Written problem: Below are the records; locate each line with the word "ركوب" and copy it.

[Dataset items]
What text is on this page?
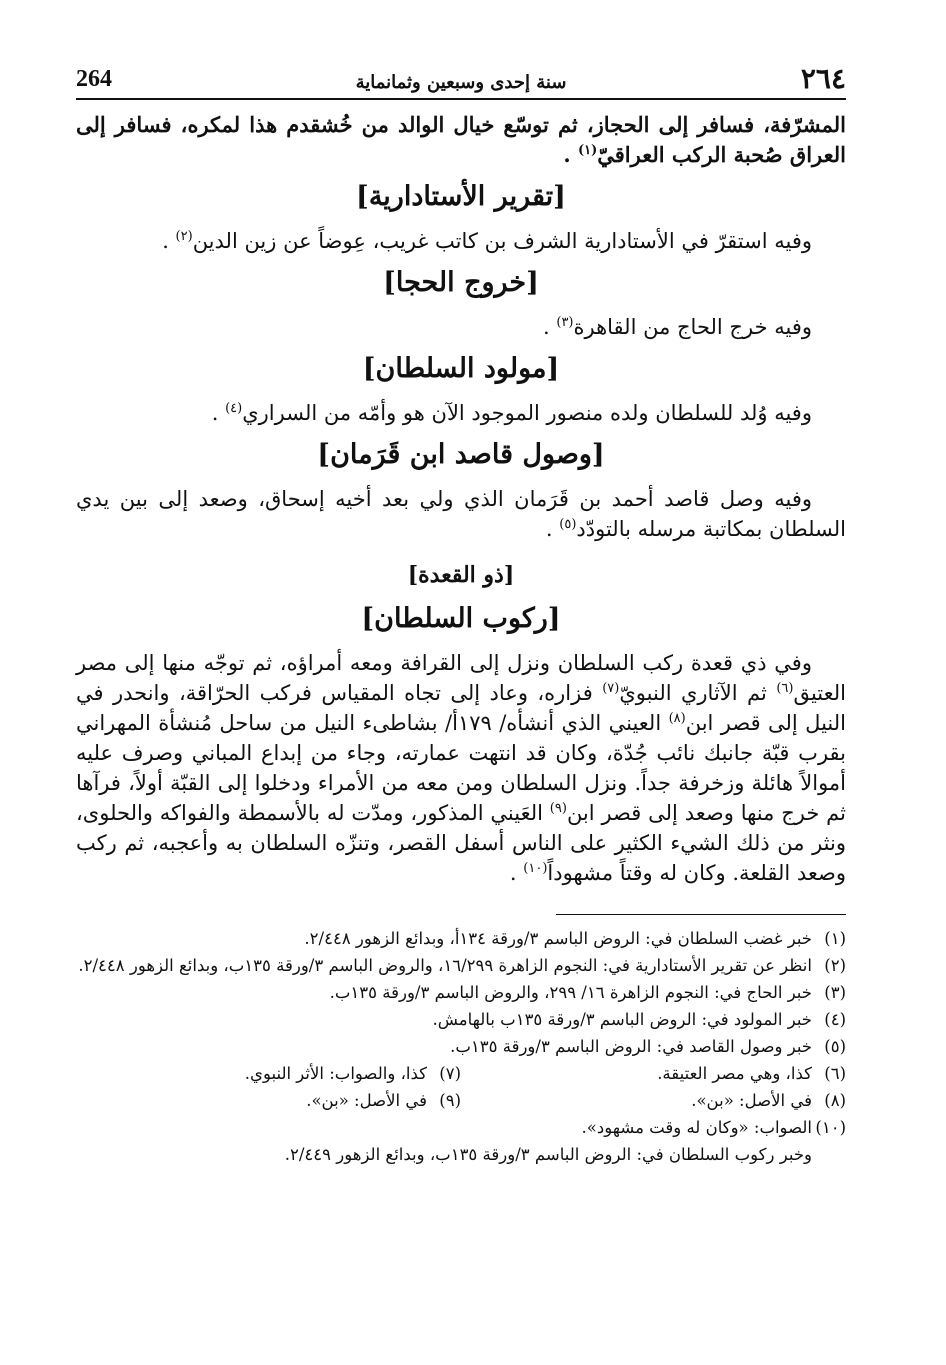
264	سنة إحدى وسبعين وثمانماية	٢٦٤

المشرّفة، فسافر إلى الحجاز، ثم توسّع خيال الوالد من خُشقدم هذا لمكره، فسافر إلى العراق صُحبة الركب العراقيّ$^{(١)}$ .

[تقرير الأستادارية]

وفيه استقرّ في الأستادارية الشرف بن كاتب غريب، عِوضاً عن زين الدين$^{(٢)}$ .

[خروج الحجا]

وفيه خرج الحاج من القاهرة$^{(٣)}$ .

[مولود السلطان]

وفيه وُلد للسلطان ولده منصور الموجود الآن هو وأمّه من السراري$^{(٤)}$ .

[وصول قاصد ابن قَرَمان]

وفيه وصل قاصد أحمد بن قَرَمان الذي ولي بعد أخيه إسحاق، وصعد إلى بين يدي السلطان بمكاتبة مرسله بالتودّد$^{(٥)}$ .

[ذو القعدة]
[ركوب السلطان]

وفي ذي قعدة ركب السلطان ونزل إلى القرافة ومعه أمراؤه، ثم توجّه منها إلى مصر العتيق$^{(٦)}$ ثم الآثاري النبويّ$^{(٧)}$ فزاره، وعاد إلى تجاه المقياس فركب الحرّاقة، وانحدر في النيل إلى قصر ابن$^{(٨)}$ العيني الذي أنشأه/ ١٧٩أ/ بشاطىء النيل من ساحل مُنشأة المهراني بقرب قبّة جانبك نائب جُدّة، وكان قد انتهت عمارته، وجاء من إبداع المباني وصرف عليه أموالاً هائلة وزخرفة جداً. ونزل السلطان ومن معه من الأمراء ودخلوا إلى القبّة أولاً، فرآها ثم خرج منها وصعد إلى قصر ابن$^{(٩)}$ العَيني المذكور، ومدّت له بالأسمطة والفواكه والحلوى، ونثر من ذلك الشيء الكثير على الناس أسفل القصر، وتنزّه السلطان به وأعجبه، ثم ركب وصعد القلعة. وكان له وقتاً مشهوداً$^{(١٠)}$ .

(١)
خبر غضب السلطان في: الروض الباسم ٣/ورقة ١٣٤أ، وبدائع الزهور ٢/٤٤٨.
(٢)
انظر عن تقرير الأستادارية في: النجوم الزاهرة ١٦/٢٩٩، والروض الباسم ٣/ورقة ١٣٥ب، وبدائع الزهور ٢/٤٤٨.
(٣)
خبر الحاج في: النجوم الزاهرة ١٦/ ٢٩٩، والروض الباسم ٣/ورقة ١٣٥ب.
(٤)
خبر المولود في: الروض الباسم ٣/ورقة ١٣٥ب بالهامش.
(٥)
خبر وصول القاصد في: الروض الباسم ٣/ورقة ١٣٥ب.
(٦)
كذا، وهي مصر العتيقة.
(٧)
كذا، والصواب: الأثر النبوي.
(٨)
في الأصل: «بن».
(٩)
في الأصل: «بن».
(١٠)
الصواب: «وكان له وقت مشهود».
وخبر ركوب السلطان في: الروض الباسم ٣/ورقة ١٣٥ب، وبدائع الزهور ٢/٤٤٩.
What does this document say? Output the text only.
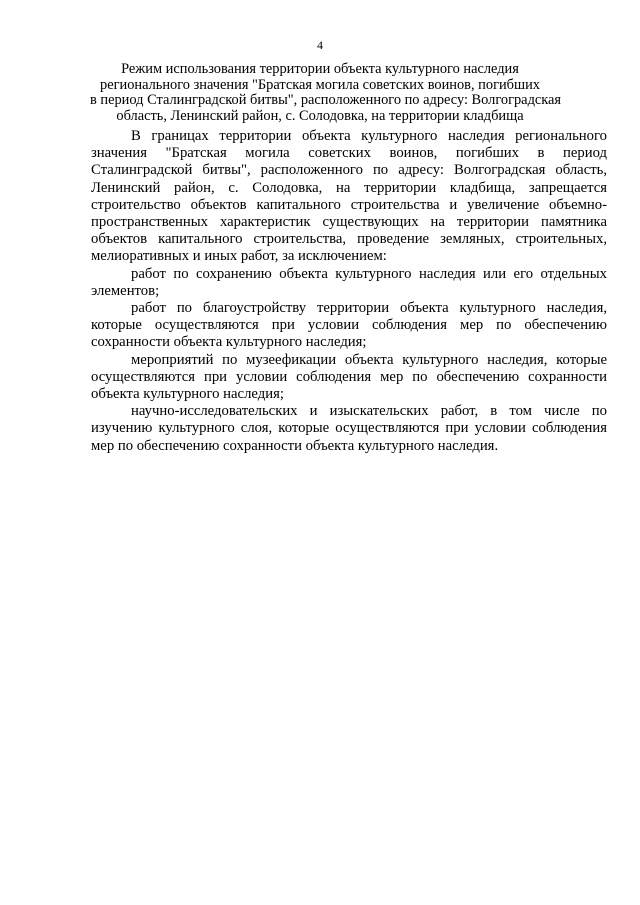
4
Режим использования территории объекта культурного наследия
регионального значения "Братская могила советских воинов, погибших
в период Сталинградской битвы", расположенного по адресу: Волгоградская
область, Ленинский район, с. Солодовка, на территории кладбища

В границах территории объекта культурного наследия регионального значения "Братская могила советских воинов, погибших в период Сталинградской битвы", расположенного по адресу: Волгоградская область, Ленинский район, с. Солодовка, на территории кладбища, запрещается строительство объектов капитального строительства и увеличение объемно-пространственных характеристик существующих на территории памятника объектов капитального строительства, проведение земляных, строительных, мелиоративных и иных работ, за исключением:

работ по сохранению объекта культурного наследия или его отдельных элементов;

работ по благоустройству территории объекта культурного наследия, которые осуществляются при условии соблюдения мер по обеспечению сохранности объекта культурного наследия;

мероприятий по музеефикации объекта культурного наследия, которые осуществляются при условии соблюдения мер по обеспечению сохранности объекта культурного наследия;

научно-исследовательских и изыскательских работ, в том числе по изучению культурного слоя, которые осуществляются при условии соблюдения мер по обеспечению сохранности объекта культурного наследия.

Exercise solution:
[ركوب السلطان]
وخبر ركوب السلطان في: الروض الباسم ٣/ورقة ١٣٥ب، وبدائع الزهور ٢/٤٤٩.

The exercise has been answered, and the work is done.